## Description of the task
Reproduce word for word the passage of the thread on combining numpy arrays from "Numpy numpy.memmap() allows" to "single binary file.".

## Text excerpt
◆ ◆ ◆
How to combine two huge numpy arrays without concat, stack, or append?

Question

I have two numpy arrays of huge size. Each array has the shape of (7, 960000, 200). I want to concatenate them using np.concatenate((arr1, arr2), axis=1) so that the final shape would be (7, 1920000, 200). The problem is, they already filled up my ram, and there is no enough room in the ram to do the concatenation operation, hence, the execution is killed. Same thing for the np.stack. So, I thought of making a new array which points to the two arrays in order, and this new array should have the same effect as combining the arrays; they should be contiguous as well.

So, how to do so? And, is there a better way to combining them than the idea I suggested?

Does this answer your question? [Concatenate Numpy arrays without copying](https://stackoverflow.com/questions/7869095/concatenate-numpy-arrays-without-copying) — ti7, May 24 '22 at 17:38
This isn't really possible. Arrays are stored in single contiguous blocks of memory, and you would have to define a whole new class if you wanted to perform operations on a list of two arrays (and it would defeat the purpose of an array to be indexed very efficiently). Like in the question linked in the other comment, preallocating is the best solution if possible. — Zorgoth, May 24 '22 at 17:38
`np.stack` uses `concatenate`; it just tweaks the dimensions. Same for the other `stacks`. An array that 'points' to other arrays must be `object` dtype, and is essentially a list. They won't be contiquous. — hpaulj, May 24 '22 at 17:39
You mention one solution. The only alternative is to play with virtual memory for example by memory-map the array to a storage device so the array do not fit in RAM anymore. Note that this can be much slower than working in RAM especially for non-contiguous accesses or on HDDs. — Jérôme Richard, May 24 '22 at 18:35

Hersh Joshi · Accepted Answer · 2022-05-27T22:10:18.817

1

Numpy numpy.memmap() allows for the creation of memory mapped data stored as a binary on disk that can be accessed and interfaced with as if it were a single array. This solution saves the individual arrays you are working with as separate .npy files and then combines them into a single binary file.
◆ ◆ ◆
## Collected data
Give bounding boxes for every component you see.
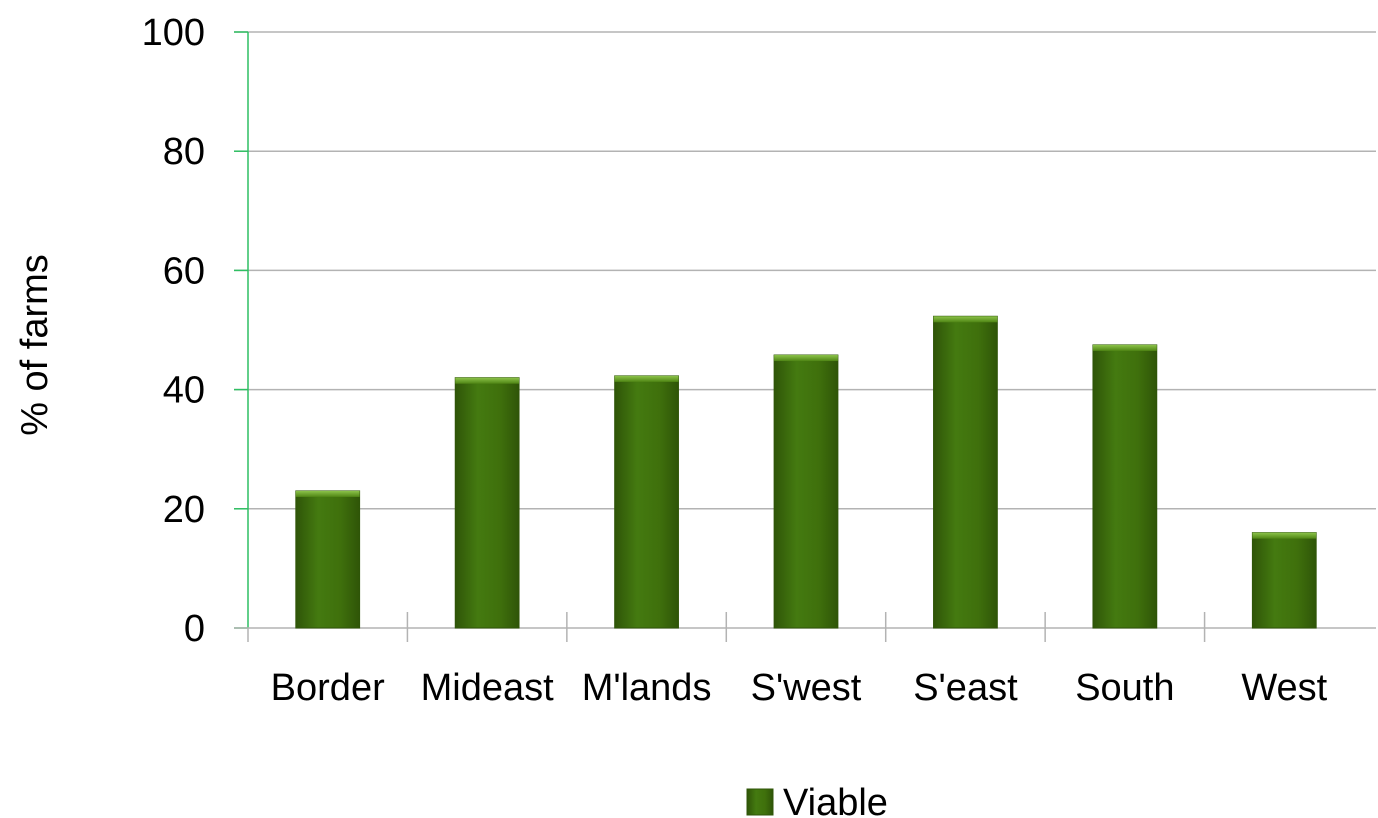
◆ ◆ ◆
## Complete output
Numpy numpy.memmap() allows for the creation of memory mapped data stored as a binary on disk that can be accessed and interfaced with as if it were a single array. This solution saves the individual arrays you are working with as separate .npy files and then combines them into a single binary file.